#### Set problem
Write every entry out again exactly, please, and skip the pictures.

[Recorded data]
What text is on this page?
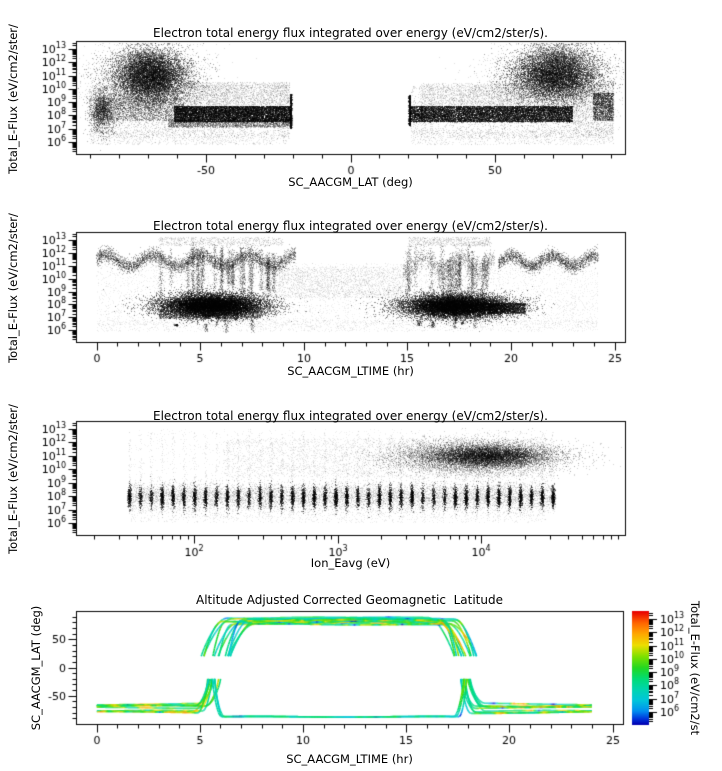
Electron total energy flux integrated over energy (eV/cm2/ster/s).
Electron total energy flux integrated over energy (eV/cm2/ster/s).
Electron total energy flux integrated over energy (eV/cm2/ster/s).
Altitude Adjusted Corrected Geomagnetic  Latitude
Total_E-Flux (eV/cm2/ster/
Total_E-Flux (eV/cm2/ster/
Total_E-Flux (eV/cm2/ster/
SC_AACGM_LAT (deg)
SC_AACGM_LAT (deg)
SC_AACGM_LTIME (hr)
Ion_Eavg (eV)
SC_AACGM_LTIME (hr)
Total_E-Flux (eV/cm2/st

#### Final result
What text is on this page?
Electron total energy flux integrated over energy (eV/cm2/ster/s).
Electron total energy flux integrated over energy (eV/cm2/ster/s).
Electron total energy flux integrated over energy (eV/cm2/ster/s).
Altitude Adjusted Corrected Geomagnetic  Latitude
Total_E-Flux (eV/cm2/ster/
Total_E-Flux (eV/cm2/ster/
Total_E-Flux (eV/cm2/ster/
SC_AACGM_LAT (deg)
SC_AACGM_LAT (deg)
SC_AACGM_LTIME (hr)
Ion_Eavg (eV)
SC_AACGM_LTIME (hr)
Total_E-Flux (eV/cm2/st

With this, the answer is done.